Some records
▬▬▬

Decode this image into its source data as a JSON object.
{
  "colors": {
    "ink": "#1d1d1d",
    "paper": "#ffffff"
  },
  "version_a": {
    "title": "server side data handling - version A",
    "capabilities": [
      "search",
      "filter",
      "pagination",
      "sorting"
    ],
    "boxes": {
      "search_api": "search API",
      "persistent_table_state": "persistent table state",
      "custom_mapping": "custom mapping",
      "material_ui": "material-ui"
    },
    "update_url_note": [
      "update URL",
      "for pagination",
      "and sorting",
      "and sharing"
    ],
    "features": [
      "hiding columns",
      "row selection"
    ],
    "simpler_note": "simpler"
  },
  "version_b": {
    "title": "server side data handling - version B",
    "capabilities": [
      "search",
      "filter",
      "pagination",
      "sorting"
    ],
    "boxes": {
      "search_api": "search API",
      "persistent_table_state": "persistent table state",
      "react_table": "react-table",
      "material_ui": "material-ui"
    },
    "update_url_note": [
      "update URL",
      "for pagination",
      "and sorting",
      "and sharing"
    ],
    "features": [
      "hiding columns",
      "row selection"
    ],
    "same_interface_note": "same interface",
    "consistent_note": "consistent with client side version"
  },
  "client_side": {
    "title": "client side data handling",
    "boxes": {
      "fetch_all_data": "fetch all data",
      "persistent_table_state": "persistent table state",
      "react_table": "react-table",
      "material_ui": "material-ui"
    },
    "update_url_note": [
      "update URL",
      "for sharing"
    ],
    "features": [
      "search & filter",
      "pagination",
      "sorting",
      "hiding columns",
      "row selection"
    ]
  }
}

▬▬▬

Exercise: Quote all the records. Keep every word exact.

Output for this task:
Decode this image into its source data as a JSON object.
{
  "colors": {
    "ink": "#1d1d1d",
    "paper": "#ffffff"
  },
  "version_a": {
    "title": "server side data handling - version A",
    "capabilities": [
      "search",
      "filter",
      "pagination",
      "sorting"
    ],
    "boxes": {
      "search_api": "search API",
      "persistent_table_state": "persistent table state",
      "custom_mapping": "custom mapping",
      "material_ui": "material-ui"
    },
    "update_url_note": [
      "update URL",
      "for pagination",
      "and sorting",
      "and sharing"
    ],
    "features": [
      "hiding columns",
      "row selection"
    ],
    "simpler_note": "simpler"
  },
  "version_b": {
    "title": "server side data handling - version B",
    "capabilities": [
      "search",
      "filter",
      "pagination",
      "sorting"
    ],
    "boxes": {
      "search_api": "search API",
      "persistent_table_state": "persistent table state",
      "react_table": "react-table",
      "material_ui": "material-ui"
    },
    "update_url_note": [
      "update URL",
      "for pagination",
      "and sorting",
      "and sharing"
    ],
    "features": [
      "hiding columns",
      "row selection"
    ],
    "same_interface_note": "same interface",
    "consistent_note": "consistent with client side version"
  },
  "client_side": {
    "title": "client side data handling",
    "boxes": {
      "fetch_all_data": "fetch all data",
      "persistent_table_state": "persistent table state",
      "react_table": "react-table",
      "material_ui": "material-ui"
    },
    "update_url_note": [
      "update URL",
      "for sharing"
    ],
    "features": [
      "search & filter",
      "pagination",
      "sorting",
      "hiding columns",
      "row selection"
    ]
  }
}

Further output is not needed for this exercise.